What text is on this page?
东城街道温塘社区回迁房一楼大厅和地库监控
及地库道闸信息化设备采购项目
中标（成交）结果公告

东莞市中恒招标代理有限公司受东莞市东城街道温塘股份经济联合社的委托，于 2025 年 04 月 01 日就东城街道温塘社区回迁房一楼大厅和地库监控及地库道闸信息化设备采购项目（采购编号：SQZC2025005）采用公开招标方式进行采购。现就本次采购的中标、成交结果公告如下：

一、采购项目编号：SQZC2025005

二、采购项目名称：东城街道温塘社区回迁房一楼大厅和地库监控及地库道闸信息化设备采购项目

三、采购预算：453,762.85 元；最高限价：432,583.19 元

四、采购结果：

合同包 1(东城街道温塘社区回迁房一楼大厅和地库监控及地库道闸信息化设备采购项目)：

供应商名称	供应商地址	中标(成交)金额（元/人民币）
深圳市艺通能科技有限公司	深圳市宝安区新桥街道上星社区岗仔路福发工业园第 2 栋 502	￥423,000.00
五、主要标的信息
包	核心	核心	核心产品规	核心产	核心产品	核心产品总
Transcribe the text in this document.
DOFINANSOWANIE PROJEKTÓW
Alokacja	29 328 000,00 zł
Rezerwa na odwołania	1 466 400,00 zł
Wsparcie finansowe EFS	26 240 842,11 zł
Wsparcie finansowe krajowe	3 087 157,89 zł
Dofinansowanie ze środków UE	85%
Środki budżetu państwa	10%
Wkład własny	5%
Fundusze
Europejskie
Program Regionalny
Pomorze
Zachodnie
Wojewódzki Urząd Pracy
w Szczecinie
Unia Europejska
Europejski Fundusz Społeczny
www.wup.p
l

> **Aim of the exercise**: Isolate the lines that hold the word "finansowe" and copy all of them.

> **The completed task**:
Wsparcie finansowe EFS	26 240 842,11 zł
Wsparcie finansowe krajowe	3 087 157,89 zł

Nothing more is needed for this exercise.